Data entries for graphics:
<<<<

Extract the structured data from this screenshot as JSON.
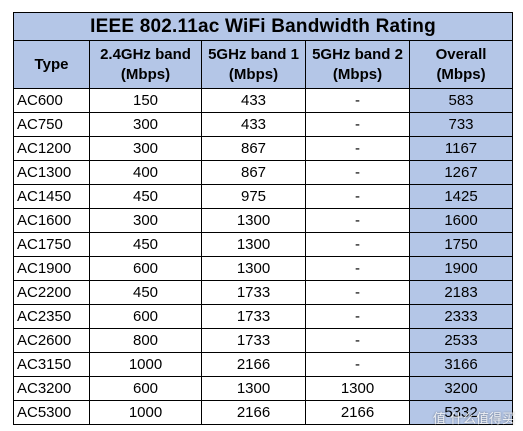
{
  "title": "IEEE 802.11ac WiFi Bandwidth Rating",
  "headers": {
    "type": "Type",
    "band24": [
      "2.4GHz band",
      "(Mbps)"
    ],
    "band5_1": [
      "5GHz band 1",
      "(Mbps)"
    ],
    "band5_2": [
      "5GHz band 2",
      "(Mbps)"
    ],
    "overall": [
      "Overall",
      "(Mbps)"
    ]
  },
  "rows": [
    {
      "type": "AC600",
      "b24": "150",
      "b51": "433",
      "b52": "-",
      "overall": "583"
    },
    {
      "type": "AC750",
      "b24": "300",
      "b51": "433",
      "b52": "-",
      "overall": "733"
    },
    {
      "type": "AC1200",
      "b24": "300",
      "b51": "867",
      "b52": "-",
      "overall": "1167"
    },
    {
      "type": "AC1300",
      "b24": "400",
      "b51": "867",
      "b52": "-",
      "overall": "1267"
    },
    {
      "type": "AC1450",
      "b24": "450",
      "b51": "975",
      "b52": "-",
      "overall": "1425"
    },
    {
      "type": "AC1600",
      "b24": "300",
      "b51": "1300",
      "b52": "-",
      "overall": "1600"
    },
    {
      "type": "AC1750",
      "b24": "450",
      "b51": "1300",
      "b52": "-",
      "overall": "1750"
    },
    {
      "type": "AC1900",
      "b24": "600",
      "b51": "1300",
      "b52": "-",
      "overall": "1900"
    },
    {
      "type": "AC2200",
      "b24": "450",
      "b51": "1733",
      "b52": "-",
      "overall": "2183"
    },
    {
      "type": "AC2350",
      "b24": "600",
      "b51": "1733",
      "b52": "-",
      "overall": "2333"
    },
    {
      "type": "AC2600",
      "b24": "800",
      "b51": "1733",
      "b52": "-",
      "overall": "2533"
    },
    {
      "type": "AC3150",
      "b24": "1000",
      "b51": "2166",
      "b52": "-",
      "overall": "3166"
    },
    {
      "type": "AC3200",
      "b24": "600",
      "b51": "1300",
      "b52": "1300",
      "overall": "3200"
    },
    {
      "type": "AC5300",
      "b24": "1000",
      "b51": "2166",
      "b52": "2166",
      "overall": "5332"
    }
  ],
  "watermark": "值 什么值得买",
  "colors": {
    "header_fill": "#b4c6e7",
    "border": "#000000"
  }
}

>>>>

* _Task goal_
Leave out the pictures and transcribe the entries above exactly.

* _Right answer_
Extract the structured data from this screenshot as JSON.
{
  "title": "IEEE 802.11ac WiFi Bandwidth Rating",
  "headers": {
    "type": "Type",
    "band24": [
      "2.4GHz band",
      "(Mbps)"
    ],
    "band5_1": [
      "5GHz band 1",
      "(Mbps)"
    ],
    "band5_2": [
      "5GHz band 2",
      "(Mbps)"
    ],
    "overall": [
      "Overall",
      "(Mbps)"
    ]
  },
  "rows": [
    {
      "type": "AC600",
      "b24": "150",
      "b51": "433",
      "b52": "-",
      "overall": "583"
    },
    {
      "type": "AC750",
      "b24": "300",
      "b51": "433",
      "b52": "-",
      "overall": "733"
    },
    {
      "type": "AC1200",
      "b24": "300",
      "b51": "867",
      "b52": "-",
      "overall": "1167"
    },
    {
      "type": "AC1300",
      "b24": "400",
      "b51": "867",
      "b52": "-",
      "overall": "1267"
    },
    {
      "type": "AC1450",
      "b24": "450",
      "b51": "975",
      "b52": "-",
      "overall": "1425"
    },
    {
      "type": "AC1600",
      "b24": "300",
      "b51": "1300",
      "b52": "-",
      "overall": "1600"
    },
    {
      "type": "AC1750",
      "b24": "450",
      "b51": "1300",
      "b52": "-",
      "overall": "1750"
    },
    {
      "type": "AC1900",
      "b24": "600",
      "b51": "1300",
      "b52": "-",
      "overall": "1900"
    },
    {
      "type": "AC2200",
      "b24": "450",
      "b51": "1733",
      "b52": "-",
      "overall": "2183"
    },
    {
      "type": "AC2350",
      "b24": "600",
      "b51": "1733",
      "b52": "-",
      "overall": "2333"
    },
    {
      "type": "AC2600",
      "b24": "800",
      "b51": "1733",
      "b52": "-",
      "overall": "2533"
    },
    {
      "type": "AC3150",
      "b24": "1000",
      "b51": "2166",
      "b52": "-",
      "overall": "3166"
    },
    {
      "type": "AC3200",
      "b24": "600",
      "b51": "1300",
      "b52": "1300",
      "overall": "3200"
    },
    {
      "type": "AC5300",
      "b24": "1000",
      "b51": "2166",
      "b52": "2166",
      "overall": "5332"
    }
  ],
  "watermark": "值 什么值得买",
  "colors": {
    "header_fill": "#b4c6e7",
    "border": "#000000"
  }
}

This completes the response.